* BEGIN Dataset rows *
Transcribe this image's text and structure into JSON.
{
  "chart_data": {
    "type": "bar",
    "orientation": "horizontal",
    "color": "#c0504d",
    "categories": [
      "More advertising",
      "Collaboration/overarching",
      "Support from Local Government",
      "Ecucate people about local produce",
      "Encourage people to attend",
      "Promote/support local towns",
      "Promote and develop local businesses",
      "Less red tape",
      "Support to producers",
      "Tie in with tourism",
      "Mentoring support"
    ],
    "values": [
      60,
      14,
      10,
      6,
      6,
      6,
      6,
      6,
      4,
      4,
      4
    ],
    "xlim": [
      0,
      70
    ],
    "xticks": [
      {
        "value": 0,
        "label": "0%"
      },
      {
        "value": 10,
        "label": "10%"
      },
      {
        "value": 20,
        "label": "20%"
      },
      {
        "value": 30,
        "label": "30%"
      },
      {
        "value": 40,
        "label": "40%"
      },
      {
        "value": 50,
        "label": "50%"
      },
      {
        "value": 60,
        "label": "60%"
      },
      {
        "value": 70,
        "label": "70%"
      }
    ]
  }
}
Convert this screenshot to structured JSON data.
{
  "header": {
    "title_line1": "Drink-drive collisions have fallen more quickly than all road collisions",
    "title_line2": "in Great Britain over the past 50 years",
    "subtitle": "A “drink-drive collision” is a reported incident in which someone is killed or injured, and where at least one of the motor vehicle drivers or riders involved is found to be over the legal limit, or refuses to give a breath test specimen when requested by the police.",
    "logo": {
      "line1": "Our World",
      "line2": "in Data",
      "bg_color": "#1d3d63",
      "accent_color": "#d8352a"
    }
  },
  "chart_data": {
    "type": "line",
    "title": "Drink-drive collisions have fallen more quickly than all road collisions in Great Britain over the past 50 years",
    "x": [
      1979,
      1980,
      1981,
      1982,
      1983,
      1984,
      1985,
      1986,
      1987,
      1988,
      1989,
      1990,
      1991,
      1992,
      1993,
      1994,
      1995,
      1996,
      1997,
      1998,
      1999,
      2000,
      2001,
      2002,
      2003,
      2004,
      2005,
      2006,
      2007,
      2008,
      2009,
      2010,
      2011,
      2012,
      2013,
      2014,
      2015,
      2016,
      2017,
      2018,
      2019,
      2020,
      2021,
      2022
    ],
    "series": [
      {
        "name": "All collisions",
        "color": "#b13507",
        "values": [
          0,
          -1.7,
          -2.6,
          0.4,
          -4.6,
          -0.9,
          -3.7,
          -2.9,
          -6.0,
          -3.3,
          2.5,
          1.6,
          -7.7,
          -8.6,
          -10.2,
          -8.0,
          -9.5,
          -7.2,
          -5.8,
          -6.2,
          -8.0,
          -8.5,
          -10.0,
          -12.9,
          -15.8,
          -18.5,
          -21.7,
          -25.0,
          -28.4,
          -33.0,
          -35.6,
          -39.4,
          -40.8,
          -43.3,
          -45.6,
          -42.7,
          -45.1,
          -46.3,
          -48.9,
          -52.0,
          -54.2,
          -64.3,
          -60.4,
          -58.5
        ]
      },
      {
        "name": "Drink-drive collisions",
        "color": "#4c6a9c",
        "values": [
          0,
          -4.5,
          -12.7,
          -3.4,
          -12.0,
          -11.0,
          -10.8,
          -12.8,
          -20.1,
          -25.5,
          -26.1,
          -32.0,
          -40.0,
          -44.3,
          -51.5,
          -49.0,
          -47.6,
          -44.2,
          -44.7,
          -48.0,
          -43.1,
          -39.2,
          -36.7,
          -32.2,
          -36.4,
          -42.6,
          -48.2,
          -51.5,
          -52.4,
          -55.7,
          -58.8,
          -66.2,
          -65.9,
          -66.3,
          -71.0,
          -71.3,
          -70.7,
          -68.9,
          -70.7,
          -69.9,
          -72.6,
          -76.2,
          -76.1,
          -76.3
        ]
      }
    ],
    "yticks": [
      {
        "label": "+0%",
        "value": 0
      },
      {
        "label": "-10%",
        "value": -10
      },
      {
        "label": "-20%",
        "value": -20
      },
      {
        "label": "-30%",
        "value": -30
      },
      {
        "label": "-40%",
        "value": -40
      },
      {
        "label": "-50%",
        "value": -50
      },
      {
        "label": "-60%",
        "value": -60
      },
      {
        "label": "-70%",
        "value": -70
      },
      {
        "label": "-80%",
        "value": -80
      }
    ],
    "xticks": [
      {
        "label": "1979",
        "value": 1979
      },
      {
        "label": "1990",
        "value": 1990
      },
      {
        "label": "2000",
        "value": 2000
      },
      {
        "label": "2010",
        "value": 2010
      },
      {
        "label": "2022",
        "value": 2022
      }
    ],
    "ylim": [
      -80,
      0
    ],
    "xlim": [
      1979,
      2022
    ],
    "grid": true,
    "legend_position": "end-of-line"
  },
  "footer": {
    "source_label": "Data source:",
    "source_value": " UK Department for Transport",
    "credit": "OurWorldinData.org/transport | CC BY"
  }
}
* END Dataset rows *
### What you have to do
Count each line of the data where the word "years" appears, then reply with the total only.

### Problem solution
2